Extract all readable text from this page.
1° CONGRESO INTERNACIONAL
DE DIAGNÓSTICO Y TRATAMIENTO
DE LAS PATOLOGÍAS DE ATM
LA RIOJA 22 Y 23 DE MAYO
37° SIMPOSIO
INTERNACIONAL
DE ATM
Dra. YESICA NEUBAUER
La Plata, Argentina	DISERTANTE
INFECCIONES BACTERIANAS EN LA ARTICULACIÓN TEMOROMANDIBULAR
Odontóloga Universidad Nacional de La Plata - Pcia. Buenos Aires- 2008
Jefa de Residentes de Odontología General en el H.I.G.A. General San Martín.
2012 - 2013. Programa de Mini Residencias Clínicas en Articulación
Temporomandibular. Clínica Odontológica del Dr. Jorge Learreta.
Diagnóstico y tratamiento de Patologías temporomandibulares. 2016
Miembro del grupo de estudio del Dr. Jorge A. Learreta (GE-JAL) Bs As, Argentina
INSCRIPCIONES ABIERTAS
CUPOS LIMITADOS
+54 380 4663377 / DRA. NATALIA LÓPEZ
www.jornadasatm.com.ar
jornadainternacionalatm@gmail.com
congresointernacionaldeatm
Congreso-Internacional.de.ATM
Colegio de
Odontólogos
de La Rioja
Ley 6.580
══════════
### TASK DETAILS:
The material above needs to be reproduced exactly as written.

### WRITTEN SOLUTION:
Extract all readable text from this page.
1° CONGRESO INTERNACIONAL
DE DIAGNÓSTICO Y TRATAMIENTO
DE LAS PATOLOGÍAS DE ATM
LA RIOJA 22 Y 23 DE MAYO
37° SIMPOSIO
INTERNACIONAL
DE ATM
Dra. YESICA NEUBAUER
La Plata, Argentina	DISERTANTE
INFECCIONES BACTERIANAS EN LA ARTICULACIÓN TEMOROMANDIBULAR
Odontóloga Universidad Nacional de La Plata - Pcia. Buenos Aires- 2008
Jefa de Residentes de Odontología General en el H.I.G.A. General San Martín.
2012 - 2013. Programa de Mini Residencias Clínicas en Articulación
Temporomandibular. Clínica Odontológica del Dr. Jorge Learreta.
Diagnóstico y tratamiento de Patologías temporomandibulares. 2016
Miembro del grupo de estudio del Dr. Jorge A. Learreta (GE-JAL) Bs As, Argentina
INSCRIPCIONES ABIERTAS
CUPOS LIMITADOS
+54 380 4663377 / DRA. NATALIA LÓPEZ
www.jornadasatm.com.ar
jornadainternacionalatm@gmail.com
congresointernacionaldeatm
Congreso-Internacional.de.ATM
Colegio de
Odontólogos
de La Rioja
Ley 6.580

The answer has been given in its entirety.